__Stored data__.
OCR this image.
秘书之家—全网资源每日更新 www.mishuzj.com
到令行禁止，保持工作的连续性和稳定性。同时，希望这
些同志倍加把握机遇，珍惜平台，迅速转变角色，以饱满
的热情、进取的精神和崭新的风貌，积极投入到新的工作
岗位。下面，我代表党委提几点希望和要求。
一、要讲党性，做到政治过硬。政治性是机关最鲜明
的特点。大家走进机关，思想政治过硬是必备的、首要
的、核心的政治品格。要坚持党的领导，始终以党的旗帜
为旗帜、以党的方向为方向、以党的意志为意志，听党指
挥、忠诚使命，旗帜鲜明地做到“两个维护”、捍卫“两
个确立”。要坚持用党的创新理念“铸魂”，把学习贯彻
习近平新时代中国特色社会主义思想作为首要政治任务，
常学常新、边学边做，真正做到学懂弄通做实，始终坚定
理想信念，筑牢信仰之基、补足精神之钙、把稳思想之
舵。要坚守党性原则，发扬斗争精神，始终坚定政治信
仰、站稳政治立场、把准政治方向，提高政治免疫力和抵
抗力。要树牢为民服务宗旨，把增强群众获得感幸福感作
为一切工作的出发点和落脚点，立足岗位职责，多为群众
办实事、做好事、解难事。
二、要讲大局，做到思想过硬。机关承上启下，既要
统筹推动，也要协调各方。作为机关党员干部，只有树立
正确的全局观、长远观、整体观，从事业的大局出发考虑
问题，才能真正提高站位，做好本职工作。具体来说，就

__Work to be completed__. Exactly reproduce every line of the records.

__Full answer__.
OCR this image.
秘书之家—全网资源每日更新 www.mishuzj.com
到令行禁止，保持工作的连续性和稳定性。同时，希望这
些同志倍加把握机遇，珍惜平台，迅速转变角色，以饱满
的热情、进取的精神和崭新的风貌，积极投入到新的工作
岗位。下面，我代表党委提几点希望和要求。
一、要讲党性，做到政治过硬。政治性是机关最鲜明
的特点。大家走进机关，思想政治过硬是必备的、首要
的、核心的政治品格。要坚持党的领导，始终以党的旗帜
为旗帜、以党的方向为方向、以党的意志为意志，听党指
挥、忠诚使命，旗帜鲜明地做到“两个维护”、捍卫“两
个确立”。要坚持用党的创新理念“铸魂”，把学习贯彻
习近平新时代中国特色社会主义思想作为首要政治任务，
常学常新、边学边做，真正做到学懂弄通做实，始终坚定
理想信念，筑牢信仰之基、补足精神之钙、把稳思想之
舵。要坚守党性原则，发扬斗争精神，始终坚定政治信
仰、站稳政治立场、把准政治方向，提高政治免疫力和抵
抗力。要树牢为民服务宗旨，把增强群众获得感幸福感作
为一切工作的出发点和落脚点，立足岗位职责，多为群众
办实事、做好事、解难事。
二、要讲大局，做到思想过硬。机关承上启下，既要
统筹推动，也要协调各方。作为机关党员干部，只有树立
正确的全局观、长远观、整体观，从事业的大局出发考虑
问题，才能真正提高站位，做好本职工作。具体来说，就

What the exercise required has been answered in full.